_Data records_.
* start *

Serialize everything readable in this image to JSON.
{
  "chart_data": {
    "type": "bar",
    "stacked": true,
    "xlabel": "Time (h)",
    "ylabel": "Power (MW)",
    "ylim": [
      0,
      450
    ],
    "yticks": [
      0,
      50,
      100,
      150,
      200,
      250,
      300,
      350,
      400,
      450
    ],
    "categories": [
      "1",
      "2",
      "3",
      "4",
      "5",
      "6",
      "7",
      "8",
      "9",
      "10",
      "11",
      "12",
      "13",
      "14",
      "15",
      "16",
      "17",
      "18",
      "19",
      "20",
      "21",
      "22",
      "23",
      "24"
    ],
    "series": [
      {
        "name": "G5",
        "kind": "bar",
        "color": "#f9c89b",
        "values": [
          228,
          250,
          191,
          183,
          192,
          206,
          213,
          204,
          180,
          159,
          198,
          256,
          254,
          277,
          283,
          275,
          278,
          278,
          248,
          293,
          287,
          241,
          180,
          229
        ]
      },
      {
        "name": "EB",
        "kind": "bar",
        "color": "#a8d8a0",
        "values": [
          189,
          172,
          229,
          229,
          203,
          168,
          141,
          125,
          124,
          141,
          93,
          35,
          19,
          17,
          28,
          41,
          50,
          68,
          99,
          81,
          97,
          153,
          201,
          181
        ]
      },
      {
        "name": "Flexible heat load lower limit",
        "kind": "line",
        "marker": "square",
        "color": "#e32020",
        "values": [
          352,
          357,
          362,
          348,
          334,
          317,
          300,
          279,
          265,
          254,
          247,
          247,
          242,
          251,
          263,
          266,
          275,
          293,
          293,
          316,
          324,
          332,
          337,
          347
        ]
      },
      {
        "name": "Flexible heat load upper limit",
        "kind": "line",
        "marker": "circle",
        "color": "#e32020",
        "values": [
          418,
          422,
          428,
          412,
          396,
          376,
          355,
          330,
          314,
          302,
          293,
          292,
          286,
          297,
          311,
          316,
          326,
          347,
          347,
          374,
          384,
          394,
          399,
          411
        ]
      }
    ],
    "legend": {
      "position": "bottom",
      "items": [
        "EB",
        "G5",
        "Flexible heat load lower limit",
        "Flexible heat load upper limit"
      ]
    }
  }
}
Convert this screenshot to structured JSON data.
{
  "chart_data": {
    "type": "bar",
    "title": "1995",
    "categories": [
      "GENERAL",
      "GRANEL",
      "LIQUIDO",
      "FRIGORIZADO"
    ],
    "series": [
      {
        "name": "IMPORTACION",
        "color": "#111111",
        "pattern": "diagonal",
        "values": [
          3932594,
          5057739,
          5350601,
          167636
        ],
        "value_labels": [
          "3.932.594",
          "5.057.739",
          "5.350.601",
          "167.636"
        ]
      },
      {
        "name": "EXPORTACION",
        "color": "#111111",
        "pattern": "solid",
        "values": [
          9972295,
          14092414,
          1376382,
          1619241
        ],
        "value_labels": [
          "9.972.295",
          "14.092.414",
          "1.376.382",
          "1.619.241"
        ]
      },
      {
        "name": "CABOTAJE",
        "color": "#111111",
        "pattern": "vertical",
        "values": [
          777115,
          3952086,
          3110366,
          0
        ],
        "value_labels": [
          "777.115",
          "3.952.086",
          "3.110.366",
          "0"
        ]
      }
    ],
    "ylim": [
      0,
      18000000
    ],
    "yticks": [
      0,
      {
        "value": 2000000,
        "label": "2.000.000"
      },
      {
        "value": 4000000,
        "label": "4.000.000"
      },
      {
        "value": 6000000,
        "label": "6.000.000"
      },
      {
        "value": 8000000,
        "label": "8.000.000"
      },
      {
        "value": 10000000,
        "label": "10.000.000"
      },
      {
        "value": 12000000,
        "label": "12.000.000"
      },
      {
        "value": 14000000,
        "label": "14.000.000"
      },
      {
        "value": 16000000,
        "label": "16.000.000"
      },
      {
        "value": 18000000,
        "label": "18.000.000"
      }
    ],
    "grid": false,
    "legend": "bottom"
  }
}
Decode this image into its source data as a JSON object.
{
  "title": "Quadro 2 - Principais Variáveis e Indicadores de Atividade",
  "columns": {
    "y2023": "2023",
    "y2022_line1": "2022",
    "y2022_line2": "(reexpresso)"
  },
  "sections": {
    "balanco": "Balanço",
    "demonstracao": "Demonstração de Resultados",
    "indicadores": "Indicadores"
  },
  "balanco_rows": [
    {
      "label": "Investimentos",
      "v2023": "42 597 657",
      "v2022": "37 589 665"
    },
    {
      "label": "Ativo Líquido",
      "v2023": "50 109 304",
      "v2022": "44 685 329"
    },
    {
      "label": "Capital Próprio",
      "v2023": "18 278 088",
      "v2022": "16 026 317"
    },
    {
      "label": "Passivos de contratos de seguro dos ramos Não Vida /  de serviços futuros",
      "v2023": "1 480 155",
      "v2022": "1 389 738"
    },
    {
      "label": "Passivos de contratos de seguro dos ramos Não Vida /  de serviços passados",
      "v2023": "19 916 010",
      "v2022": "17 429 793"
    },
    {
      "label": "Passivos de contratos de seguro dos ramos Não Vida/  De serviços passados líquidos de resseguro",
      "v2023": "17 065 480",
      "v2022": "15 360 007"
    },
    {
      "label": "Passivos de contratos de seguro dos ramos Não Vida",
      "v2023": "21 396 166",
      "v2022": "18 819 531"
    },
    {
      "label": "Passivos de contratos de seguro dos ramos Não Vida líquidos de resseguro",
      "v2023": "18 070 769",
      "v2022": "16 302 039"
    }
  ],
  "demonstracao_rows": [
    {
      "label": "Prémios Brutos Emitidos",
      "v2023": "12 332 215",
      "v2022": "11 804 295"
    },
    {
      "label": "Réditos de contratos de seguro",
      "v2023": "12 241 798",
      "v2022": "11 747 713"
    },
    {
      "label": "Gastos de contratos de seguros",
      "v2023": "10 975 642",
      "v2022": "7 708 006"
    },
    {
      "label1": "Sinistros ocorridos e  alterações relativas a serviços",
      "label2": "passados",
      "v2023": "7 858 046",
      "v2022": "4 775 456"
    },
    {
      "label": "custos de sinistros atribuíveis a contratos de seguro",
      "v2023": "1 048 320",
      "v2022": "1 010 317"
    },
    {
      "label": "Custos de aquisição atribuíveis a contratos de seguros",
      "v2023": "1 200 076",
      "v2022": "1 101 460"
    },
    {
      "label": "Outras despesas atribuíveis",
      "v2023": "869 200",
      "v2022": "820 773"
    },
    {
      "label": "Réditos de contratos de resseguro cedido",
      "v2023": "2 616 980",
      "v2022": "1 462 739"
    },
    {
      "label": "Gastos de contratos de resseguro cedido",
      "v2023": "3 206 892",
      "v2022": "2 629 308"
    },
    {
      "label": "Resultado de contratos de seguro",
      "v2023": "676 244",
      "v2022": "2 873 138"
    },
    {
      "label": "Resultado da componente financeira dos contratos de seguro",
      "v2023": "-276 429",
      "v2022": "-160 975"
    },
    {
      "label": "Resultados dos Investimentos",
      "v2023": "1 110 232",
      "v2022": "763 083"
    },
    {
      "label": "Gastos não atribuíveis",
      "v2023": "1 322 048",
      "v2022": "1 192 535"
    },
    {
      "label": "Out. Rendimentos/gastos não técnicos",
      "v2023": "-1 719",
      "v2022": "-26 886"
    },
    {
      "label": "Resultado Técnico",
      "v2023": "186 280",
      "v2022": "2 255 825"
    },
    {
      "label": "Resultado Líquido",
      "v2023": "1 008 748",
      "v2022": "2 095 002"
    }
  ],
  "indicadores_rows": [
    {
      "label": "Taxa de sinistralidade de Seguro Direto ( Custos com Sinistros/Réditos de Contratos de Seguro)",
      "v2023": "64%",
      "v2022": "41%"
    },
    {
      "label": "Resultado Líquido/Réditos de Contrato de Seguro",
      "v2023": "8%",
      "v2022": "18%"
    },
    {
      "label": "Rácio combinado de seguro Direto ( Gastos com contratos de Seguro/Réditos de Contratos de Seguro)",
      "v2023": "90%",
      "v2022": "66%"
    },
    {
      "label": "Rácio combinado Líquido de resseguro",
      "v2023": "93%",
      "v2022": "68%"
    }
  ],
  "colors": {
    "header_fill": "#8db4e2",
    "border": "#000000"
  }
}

* end *

_What is being asked_. What is the number of lines above that contain "image"? Answer with that number only.

_Completed task_. 2